» **THE REQUEST**
Identify the lines holding "color" and copy them.

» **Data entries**
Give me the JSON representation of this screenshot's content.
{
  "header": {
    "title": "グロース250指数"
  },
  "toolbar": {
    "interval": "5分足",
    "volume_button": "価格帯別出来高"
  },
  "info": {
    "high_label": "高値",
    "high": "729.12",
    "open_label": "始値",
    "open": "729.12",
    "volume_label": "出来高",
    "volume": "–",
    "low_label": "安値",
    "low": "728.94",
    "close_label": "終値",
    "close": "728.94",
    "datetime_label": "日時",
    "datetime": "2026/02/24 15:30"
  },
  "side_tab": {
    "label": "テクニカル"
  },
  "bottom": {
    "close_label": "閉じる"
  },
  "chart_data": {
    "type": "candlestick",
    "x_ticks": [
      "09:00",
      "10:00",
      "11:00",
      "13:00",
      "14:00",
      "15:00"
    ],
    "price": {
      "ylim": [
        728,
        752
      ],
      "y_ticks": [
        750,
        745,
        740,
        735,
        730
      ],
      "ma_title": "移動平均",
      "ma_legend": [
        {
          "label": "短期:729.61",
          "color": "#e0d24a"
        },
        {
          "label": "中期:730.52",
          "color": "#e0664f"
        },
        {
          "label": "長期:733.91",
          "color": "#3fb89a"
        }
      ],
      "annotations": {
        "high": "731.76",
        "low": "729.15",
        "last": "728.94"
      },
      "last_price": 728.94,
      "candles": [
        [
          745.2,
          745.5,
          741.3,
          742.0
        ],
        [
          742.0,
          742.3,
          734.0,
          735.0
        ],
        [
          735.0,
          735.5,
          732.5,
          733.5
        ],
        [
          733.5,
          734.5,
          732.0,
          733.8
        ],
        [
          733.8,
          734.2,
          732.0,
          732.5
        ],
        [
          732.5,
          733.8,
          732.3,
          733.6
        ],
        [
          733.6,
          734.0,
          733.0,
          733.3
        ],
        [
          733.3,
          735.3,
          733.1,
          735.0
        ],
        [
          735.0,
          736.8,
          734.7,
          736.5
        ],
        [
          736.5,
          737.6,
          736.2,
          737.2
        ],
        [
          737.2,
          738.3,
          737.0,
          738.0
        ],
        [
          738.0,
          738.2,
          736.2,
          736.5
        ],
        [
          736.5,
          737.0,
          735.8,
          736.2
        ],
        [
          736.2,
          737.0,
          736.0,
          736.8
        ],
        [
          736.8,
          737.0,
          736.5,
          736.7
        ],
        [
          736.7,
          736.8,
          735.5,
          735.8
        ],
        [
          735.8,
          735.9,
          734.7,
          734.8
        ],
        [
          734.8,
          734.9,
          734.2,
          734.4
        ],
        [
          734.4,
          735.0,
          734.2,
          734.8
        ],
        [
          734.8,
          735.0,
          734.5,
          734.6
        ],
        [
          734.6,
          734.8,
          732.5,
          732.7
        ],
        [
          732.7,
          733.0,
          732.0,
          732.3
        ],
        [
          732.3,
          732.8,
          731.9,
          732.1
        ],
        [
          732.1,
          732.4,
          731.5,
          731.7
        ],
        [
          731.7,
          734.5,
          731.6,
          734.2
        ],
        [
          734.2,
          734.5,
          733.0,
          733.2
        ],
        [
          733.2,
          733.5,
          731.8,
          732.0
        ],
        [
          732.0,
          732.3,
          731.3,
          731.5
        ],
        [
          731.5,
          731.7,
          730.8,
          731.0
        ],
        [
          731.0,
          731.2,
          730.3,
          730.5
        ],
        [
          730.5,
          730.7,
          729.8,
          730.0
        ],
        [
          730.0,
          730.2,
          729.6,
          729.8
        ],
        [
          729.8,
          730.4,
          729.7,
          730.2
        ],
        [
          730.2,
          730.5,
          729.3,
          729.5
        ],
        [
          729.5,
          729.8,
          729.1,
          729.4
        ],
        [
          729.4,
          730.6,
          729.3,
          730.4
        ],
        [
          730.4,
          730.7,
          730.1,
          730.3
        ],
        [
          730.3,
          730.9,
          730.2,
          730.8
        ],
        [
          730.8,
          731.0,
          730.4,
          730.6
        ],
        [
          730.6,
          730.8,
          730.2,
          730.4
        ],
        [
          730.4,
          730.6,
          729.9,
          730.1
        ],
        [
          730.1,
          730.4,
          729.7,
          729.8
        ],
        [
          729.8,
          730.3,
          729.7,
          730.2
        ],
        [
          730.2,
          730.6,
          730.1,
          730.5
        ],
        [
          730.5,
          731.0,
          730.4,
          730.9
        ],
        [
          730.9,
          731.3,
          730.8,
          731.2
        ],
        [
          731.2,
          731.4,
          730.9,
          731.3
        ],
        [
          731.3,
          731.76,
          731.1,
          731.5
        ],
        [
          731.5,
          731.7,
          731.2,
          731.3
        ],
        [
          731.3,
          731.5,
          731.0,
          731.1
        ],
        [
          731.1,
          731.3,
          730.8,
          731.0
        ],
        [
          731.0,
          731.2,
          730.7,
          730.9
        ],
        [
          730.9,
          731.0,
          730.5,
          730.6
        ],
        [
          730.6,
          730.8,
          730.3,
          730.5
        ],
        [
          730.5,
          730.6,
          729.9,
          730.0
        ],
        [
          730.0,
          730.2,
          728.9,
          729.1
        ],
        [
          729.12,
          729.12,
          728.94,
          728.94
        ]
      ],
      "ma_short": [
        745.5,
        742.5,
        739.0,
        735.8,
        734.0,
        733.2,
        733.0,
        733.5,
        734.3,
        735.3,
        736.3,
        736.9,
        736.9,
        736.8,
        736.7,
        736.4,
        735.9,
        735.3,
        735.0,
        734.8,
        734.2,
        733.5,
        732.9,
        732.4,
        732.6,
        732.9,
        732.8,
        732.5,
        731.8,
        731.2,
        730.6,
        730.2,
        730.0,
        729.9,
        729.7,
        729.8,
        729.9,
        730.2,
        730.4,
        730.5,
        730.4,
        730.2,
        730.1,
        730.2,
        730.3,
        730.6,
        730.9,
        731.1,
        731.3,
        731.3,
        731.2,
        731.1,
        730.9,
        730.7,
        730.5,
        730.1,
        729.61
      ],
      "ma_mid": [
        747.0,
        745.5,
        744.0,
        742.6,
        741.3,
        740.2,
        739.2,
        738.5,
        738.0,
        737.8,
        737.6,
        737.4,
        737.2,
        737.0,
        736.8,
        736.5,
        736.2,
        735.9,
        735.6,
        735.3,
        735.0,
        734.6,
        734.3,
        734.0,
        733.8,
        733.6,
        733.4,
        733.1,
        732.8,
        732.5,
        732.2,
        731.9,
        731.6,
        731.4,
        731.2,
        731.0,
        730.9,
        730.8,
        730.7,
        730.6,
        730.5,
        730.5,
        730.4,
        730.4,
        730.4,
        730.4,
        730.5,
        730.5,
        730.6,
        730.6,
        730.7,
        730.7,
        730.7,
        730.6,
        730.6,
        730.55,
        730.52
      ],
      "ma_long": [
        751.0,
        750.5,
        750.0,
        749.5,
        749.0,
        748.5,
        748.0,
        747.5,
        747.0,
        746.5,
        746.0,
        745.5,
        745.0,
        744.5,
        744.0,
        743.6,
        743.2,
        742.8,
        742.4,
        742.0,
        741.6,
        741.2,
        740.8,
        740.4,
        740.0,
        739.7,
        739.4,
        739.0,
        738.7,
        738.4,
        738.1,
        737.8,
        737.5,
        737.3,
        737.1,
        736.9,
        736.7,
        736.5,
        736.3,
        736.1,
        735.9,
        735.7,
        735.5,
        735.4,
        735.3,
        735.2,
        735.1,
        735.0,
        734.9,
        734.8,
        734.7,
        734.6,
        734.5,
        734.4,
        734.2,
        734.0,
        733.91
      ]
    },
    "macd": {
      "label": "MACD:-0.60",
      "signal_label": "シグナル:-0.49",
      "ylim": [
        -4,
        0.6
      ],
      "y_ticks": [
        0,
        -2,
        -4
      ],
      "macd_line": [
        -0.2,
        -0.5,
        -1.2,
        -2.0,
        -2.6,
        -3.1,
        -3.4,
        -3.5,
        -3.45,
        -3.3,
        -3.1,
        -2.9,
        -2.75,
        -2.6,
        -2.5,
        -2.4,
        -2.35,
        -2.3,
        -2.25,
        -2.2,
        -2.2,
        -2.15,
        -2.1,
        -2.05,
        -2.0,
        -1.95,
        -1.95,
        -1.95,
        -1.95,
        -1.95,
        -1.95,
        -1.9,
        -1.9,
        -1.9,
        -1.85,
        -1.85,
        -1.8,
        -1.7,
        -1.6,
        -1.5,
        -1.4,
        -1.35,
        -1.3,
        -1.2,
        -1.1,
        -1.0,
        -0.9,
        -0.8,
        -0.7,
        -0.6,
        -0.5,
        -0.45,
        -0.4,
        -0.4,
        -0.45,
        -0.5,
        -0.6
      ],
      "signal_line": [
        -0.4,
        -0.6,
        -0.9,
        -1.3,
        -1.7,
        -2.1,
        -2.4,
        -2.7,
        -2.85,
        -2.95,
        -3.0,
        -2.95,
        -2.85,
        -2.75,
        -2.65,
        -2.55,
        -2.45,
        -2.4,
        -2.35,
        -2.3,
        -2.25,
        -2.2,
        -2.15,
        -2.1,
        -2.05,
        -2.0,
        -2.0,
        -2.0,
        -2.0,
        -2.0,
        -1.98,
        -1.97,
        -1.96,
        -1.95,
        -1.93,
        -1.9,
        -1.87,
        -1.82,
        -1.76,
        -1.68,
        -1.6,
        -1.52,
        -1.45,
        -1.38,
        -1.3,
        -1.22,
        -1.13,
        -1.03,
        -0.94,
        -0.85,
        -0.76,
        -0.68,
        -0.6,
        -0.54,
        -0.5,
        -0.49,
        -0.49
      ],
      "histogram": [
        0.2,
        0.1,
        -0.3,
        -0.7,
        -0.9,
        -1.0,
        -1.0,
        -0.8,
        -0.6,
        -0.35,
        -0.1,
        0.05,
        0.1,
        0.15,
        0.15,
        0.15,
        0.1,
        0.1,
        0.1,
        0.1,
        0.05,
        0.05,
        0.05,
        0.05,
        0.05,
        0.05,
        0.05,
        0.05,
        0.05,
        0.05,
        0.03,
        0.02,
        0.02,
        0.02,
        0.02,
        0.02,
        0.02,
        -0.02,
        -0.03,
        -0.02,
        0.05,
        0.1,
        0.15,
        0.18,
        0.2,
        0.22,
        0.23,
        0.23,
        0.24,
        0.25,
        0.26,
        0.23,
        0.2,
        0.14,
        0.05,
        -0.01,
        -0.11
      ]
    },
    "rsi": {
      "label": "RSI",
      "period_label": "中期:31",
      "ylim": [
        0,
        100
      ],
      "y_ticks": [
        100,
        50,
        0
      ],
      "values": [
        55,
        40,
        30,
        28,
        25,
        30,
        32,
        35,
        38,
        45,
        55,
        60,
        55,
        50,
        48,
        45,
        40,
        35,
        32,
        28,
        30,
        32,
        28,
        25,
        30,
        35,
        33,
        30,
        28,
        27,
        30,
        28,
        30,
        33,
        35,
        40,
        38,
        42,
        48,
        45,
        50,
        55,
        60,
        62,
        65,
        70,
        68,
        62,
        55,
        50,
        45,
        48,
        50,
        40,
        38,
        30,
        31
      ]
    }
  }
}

» **FULL SOLUTION**
          "color": "#e0d24a"
          "color": "#e0664f"
          "color": "#3fb89a"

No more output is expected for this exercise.